REQUIRED TASK ▸ Copy the listing below, swapping every "bar" for "column" and leaving everything else unchanged.

INPUT DATA ▸
-.-.-

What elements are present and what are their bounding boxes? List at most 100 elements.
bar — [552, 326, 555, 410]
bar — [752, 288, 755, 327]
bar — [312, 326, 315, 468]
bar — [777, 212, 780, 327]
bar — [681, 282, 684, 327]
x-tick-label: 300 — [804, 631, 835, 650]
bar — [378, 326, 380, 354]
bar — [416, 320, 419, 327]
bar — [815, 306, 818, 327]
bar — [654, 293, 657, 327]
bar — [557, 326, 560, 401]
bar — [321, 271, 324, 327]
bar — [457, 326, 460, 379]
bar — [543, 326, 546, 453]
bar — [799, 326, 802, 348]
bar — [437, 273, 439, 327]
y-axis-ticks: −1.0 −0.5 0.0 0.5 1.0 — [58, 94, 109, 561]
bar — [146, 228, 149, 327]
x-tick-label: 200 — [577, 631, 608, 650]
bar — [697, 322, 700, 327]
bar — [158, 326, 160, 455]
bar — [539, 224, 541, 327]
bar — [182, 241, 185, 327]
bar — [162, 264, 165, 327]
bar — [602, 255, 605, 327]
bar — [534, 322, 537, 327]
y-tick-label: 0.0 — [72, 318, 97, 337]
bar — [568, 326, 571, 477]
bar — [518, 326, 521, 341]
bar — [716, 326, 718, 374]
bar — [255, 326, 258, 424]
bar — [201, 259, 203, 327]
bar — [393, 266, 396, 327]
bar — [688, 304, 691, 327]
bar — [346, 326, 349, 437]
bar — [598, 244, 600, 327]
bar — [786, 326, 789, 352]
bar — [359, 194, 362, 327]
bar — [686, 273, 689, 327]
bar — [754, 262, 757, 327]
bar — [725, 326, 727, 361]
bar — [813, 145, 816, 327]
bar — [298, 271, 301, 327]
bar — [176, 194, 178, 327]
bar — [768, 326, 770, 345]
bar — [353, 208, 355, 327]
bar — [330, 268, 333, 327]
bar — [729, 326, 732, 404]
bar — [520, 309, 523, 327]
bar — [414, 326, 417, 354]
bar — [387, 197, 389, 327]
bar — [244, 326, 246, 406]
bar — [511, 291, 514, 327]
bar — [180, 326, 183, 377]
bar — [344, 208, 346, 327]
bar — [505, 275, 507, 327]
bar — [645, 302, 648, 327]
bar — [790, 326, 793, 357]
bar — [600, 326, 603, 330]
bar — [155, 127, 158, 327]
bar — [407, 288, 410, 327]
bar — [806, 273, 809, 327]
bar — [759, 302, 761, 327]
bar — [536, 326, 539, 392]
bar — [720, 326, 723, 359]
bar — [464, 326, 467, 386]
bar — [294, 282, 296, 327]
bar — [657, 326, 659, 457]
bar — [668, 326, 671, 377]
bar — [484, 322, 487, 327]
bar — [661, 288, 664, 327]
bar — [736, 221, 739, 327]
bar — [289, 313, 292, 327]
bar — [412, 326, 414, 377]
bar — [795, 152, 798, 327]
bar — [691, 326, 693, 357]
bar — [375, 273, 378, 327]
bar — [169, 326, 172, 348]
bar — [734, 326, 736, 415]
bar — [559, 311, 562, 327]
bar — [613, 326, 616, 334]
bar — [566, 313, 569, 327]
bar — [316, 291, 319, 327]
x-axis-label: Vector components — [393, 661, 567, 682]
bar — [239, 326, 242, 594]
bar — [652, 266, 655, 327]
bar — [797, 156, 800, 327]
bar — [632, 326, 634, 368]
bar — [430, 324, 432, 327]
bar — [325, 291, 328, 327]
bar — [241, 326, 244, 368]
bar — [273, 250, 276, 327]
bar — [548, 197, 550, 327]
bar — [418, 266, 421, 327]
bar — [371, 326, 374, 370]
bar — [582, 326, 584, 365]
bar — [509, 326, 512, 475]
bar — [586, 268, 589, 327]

-.-.-

FINISHED EXERCISE ▸
What elements are present and what are their bounding boxes? List at most 100 elements.
column — [552, 326, 555, 410]
column — [752, 288, 755, 327]
column — [312, 326, 315, 468]
column — [777, 212, 780, 327]
column — [681, 282, 684, 327]
x-tick-label: 300 — [804, 631, 835, 650]
column — [378, 326, 380, 354]
column — [416, 320, 419, 327]
column — [815, 306, 818, 327]
column — [654, 293, 657, 327]
column — [557, 326, 560, 401]
column — [321, 271, 324, 327]
column — [457, 326, 460, 379]
column — [543, 326, 546, 453]
column — [799, 326, 802, 348]
column — [437, 273, 439, 327]
y-axis-ticks: −1.0 −0.5 0.0 0.5 1.0 — [58, 94, 109, 561]
column — [146, 228, 149, 327]
x-tick-label: 200 — [577, 631, 608, 650]
column — [697, 322, 700, 327]
column — [158, 326, 160, 455]
column — [539, 224, 541, 327]
column — [182, 241, 185, 327]
column — [162, 264, 165, 327]
column — [602, 255, 605, 327]
column — [534, 322, 537, 327]
y-tick-label: 0.0 — [72, 318, 97, 337]
column — [568, 326, 571, 477]
column — [518, 326, 521, 341]
column — [716, 326, 718, 374]
column — [255, 326, 258, 424]
column — [201, 259, 203, 327]
column — [393, 266, 396, 327]
column — [688, 304, 691, 327]
column — [346, 326, 349, 437]
column — [598, 244, 600, 327]
column — [786, 326, 789, 352]
column — [359, 194, 362, 327]
column — [686, 273, 689, 327]
column — [754, 262, 757, 327]
column — [725, 326, 727, 361]
column — [813, 145, 816, 327]
column — [298, 271, 301, 327]
column — [176, 194, 178, 327]
column — [768, 326, 770, 345]
column — [353, 208, 355, 327]
column — [330, 268, 333, 327]
column — [729, 326, 732, 404]
column — [520, 309, 523, 327]
column — [414, 326, 417, 354]
column — [387, 197, 389, 327]
column — [244, 326, 246, 406]
column — [511, 291, 514, 327]
column — [180, 326, 183, 377]
column — [344, 208, 346, 327]
column — [505, 275, 507, 327]
column — [645, 302, 648, 327]
column — [790, 326, 793, 357]
column — [600, 326, 603, 330]
column — [155, 127, 158, 327]
column — [407, 288, 410, 327]
column — [806, 273, 809, 327]
column — [759, 302, 761, 327]
column — [536, 326, 539, 392]
column — [720, 326, 723, 359]
column — [464, 326, 467, 386]
column — [294, 282, 296, 327]
column — [657, 326, 659, 457]
column — [668, 326, 671, 377]
column — [484, 322, 487, 327]
column — [661, 288, 664, 327]
column — [736, 221, 739, 327]
column — [289, 313, 292, 327]
column — [412, 326, 414, 377]
column — [795, 152, 798, 327]
column — [691, 326, 693, 357]
column — [375, 273, 378, 327]
column — [169, 326, 172, 348]
column — [734, 326, 736, 415]
column — [559, 311, 562, 327]
column — [613, 326, 616, 334]
column — [566, 313, 569, 327]
column — [316, 291, 319, 327]
x-axis-label: Vector components — [393, 661, 567, 682]
column — [239, 326, 242, 594]
column — [652, 266, 655, 327]
column — [797, 156, 800, 327]
column — [632, 326, 634, 368]
column — [430, 324, 432, 327]
column — [325, 291, 328, 327]
column — [241, 326, 244, 368]
column — [273, 250, 276, 327]
column — [548, 197, 550, 327]
column — [418, 266, 421, 327]
column — [371, 326, 374, 370]
column — [582, 326, 584, 365]
column — [509, 326, 512, 475]
column — [586, 268, 589, 327]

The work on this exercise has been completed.